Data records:
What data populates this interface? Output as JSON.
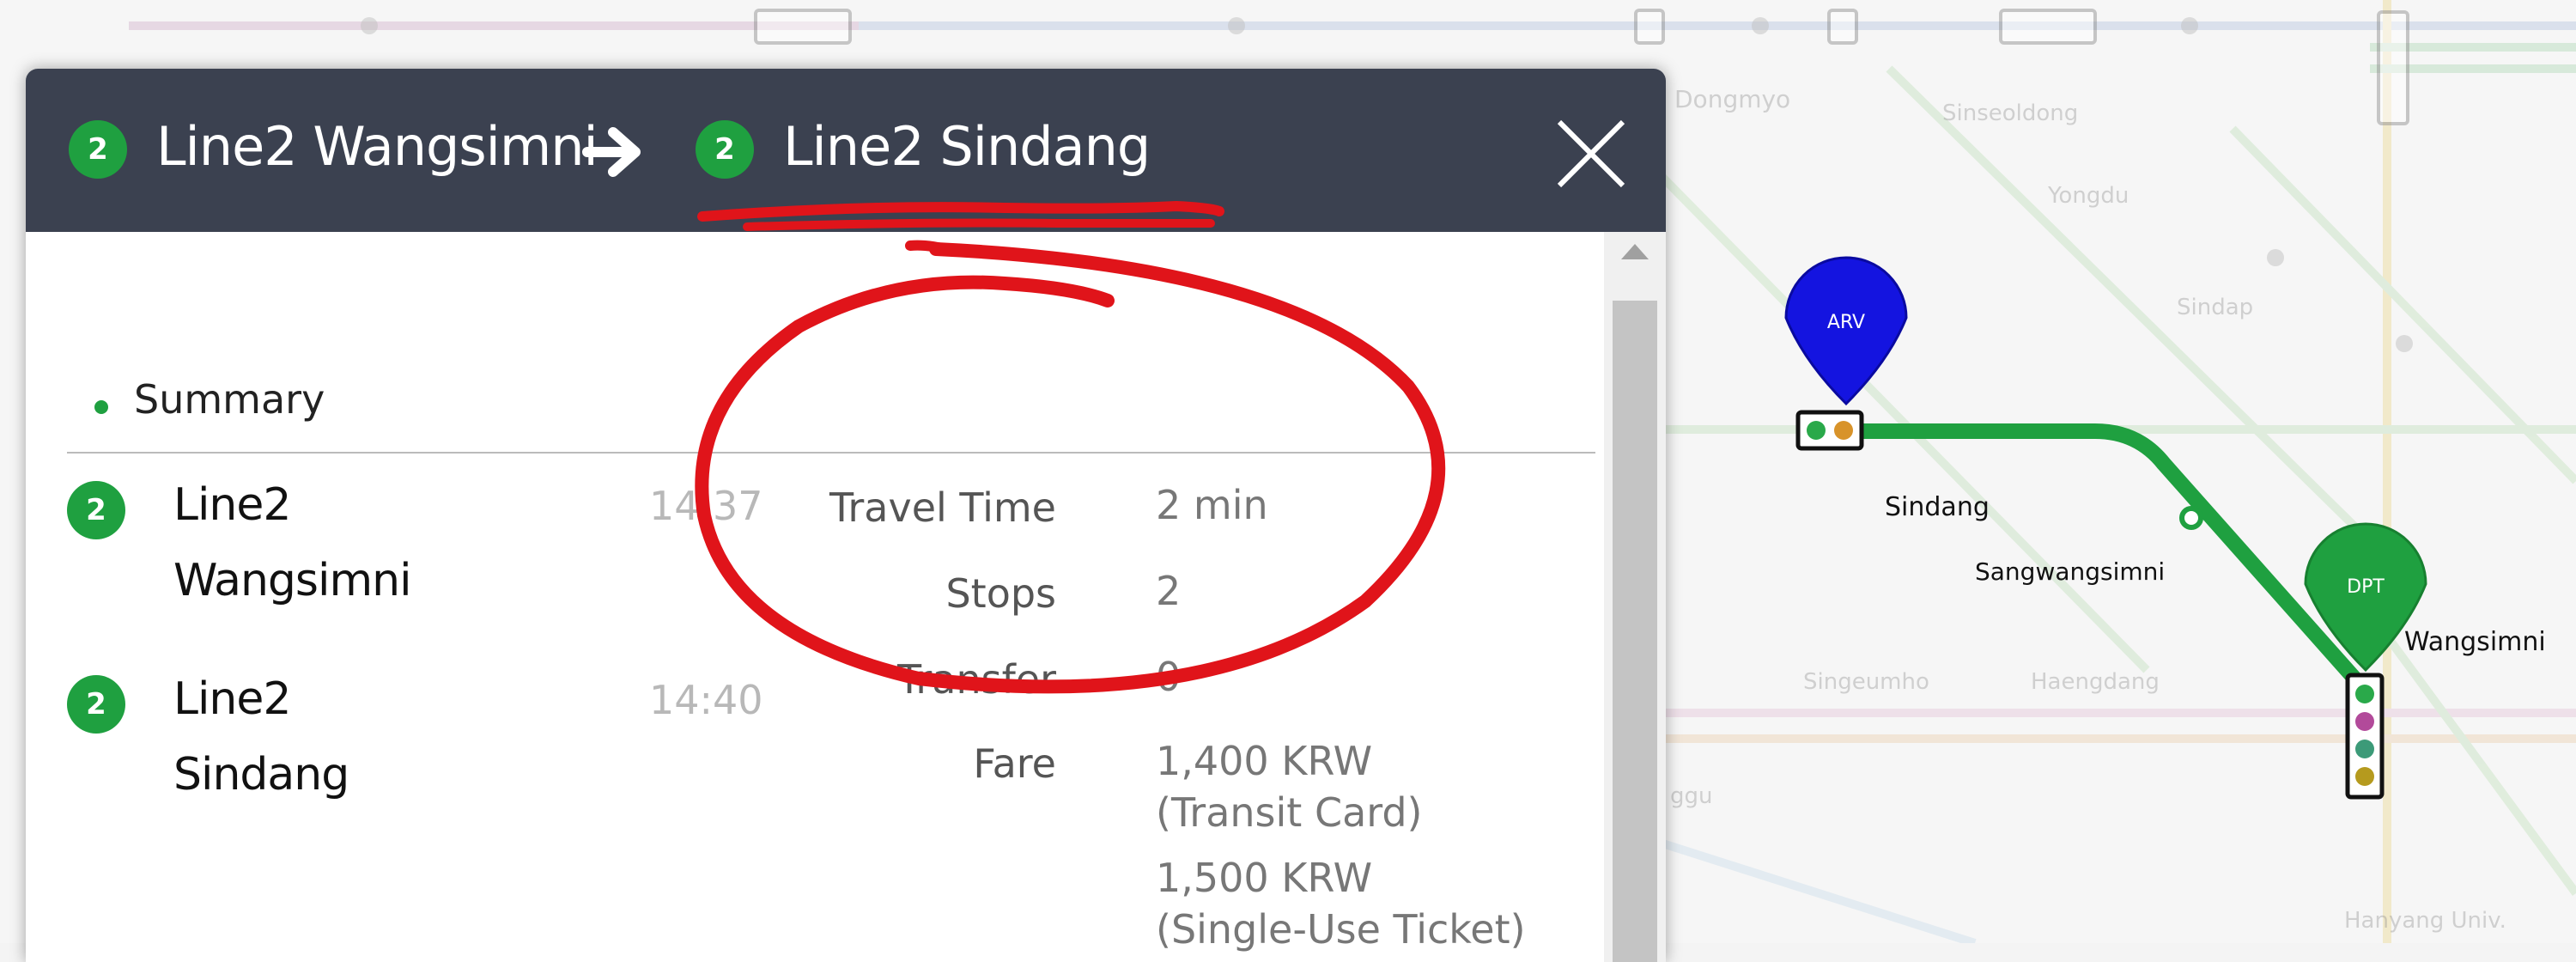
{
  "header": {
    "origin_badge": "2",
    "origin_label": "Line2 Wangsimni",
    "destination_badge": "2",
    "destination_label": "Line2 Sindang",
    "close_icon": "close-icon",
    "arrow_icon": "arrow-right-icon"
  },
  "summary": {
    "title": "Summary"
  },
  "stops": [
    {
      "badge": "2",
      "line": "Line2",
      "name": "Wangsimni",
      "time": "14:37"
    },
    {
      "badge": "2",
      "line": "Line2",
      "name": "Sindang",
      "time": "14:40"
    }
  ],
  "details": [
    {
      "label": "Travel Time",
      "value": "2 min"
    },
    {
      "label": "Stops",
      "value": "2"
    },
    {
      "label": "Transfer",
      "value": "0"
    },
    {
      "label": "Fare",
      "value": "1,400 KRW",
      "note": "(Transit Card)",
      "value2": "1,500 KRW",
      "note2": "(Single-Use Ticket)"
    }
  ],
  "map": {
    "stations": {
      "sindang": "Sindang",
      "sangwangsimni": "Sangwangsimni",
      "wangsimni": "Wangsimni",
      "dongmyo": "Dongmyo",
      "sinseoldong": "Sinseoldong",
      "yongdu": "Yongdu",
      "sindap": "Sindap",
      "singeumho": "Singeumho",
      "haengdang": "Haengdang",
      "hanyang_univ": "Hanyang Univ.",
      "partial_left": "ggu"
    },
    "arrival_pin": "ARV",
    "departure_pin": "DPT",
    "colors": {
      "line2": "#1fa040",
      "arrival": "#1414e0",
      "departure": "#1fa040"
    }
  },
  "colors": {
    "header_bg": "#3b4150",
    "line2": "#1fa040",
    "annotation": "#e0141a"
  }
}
...
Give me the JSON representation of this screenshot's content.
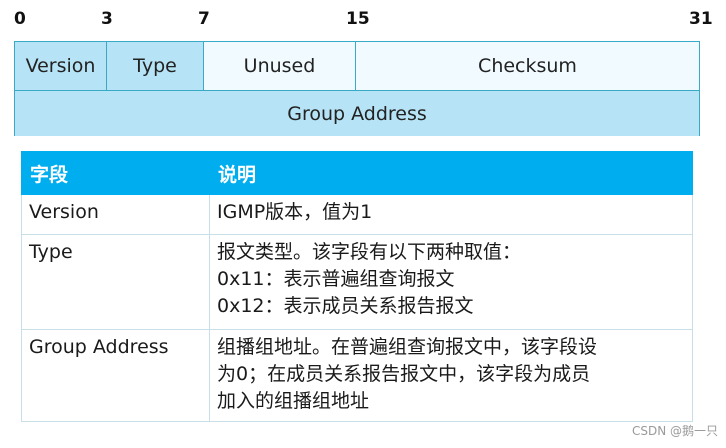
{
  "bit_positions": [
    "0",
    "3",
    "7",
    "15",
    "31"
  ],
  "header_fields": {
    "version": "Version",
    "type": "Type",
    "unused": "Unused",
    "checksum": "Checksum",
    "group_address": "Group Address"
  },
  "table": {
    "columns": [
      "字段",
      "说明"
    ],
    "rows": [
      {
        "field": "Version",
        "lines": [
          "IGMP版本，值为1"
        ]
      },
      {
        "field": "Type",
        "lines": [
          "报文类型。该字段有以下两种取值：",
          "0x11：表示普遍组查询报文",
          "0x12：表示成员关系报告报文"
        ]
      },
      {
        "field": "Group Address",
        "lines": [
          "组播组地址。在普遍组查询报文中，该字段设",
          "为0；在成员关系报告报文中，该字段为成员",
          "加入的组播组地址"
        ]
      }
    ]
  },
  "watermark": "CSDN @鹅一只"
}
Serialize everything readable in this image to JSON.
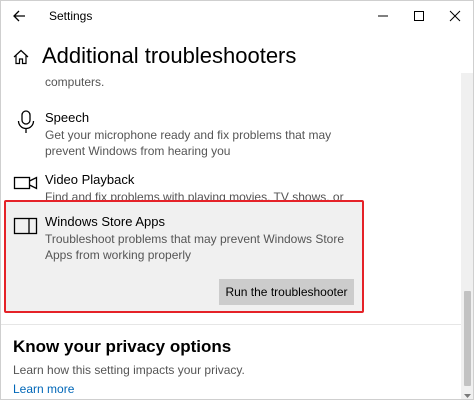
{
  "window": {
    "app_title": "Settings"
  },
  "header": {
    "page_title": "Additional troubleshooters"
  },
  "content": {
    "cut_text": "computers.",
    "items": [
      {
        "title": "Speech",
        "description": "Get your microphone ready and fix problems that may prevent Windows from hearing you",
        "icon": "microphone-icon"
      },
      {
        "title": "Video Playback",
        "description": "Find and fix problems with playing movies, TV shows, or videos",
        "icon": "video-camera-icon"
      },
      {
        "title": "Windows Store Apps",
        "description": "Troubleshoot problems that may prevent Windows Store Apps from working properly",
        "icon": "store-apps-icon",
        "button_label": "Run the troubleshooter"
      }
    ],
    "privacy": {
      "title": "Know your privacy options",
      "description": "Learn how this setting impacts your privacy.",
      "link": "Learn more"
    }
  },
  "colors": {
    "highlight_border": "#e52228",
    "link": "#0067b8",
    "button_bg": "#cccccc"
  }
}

■ **Instruction**:
Search the entries for the word "Windows" and gather every line where it appears.

■ **Worked solution**:
        "description": "Get your microphone ready and fix problems that may prevent Windows from hearing you",
        "title": "Windows Store Apps",
        "description": "Troubleshoot problems that may prevent Windows Store Apps from working properly",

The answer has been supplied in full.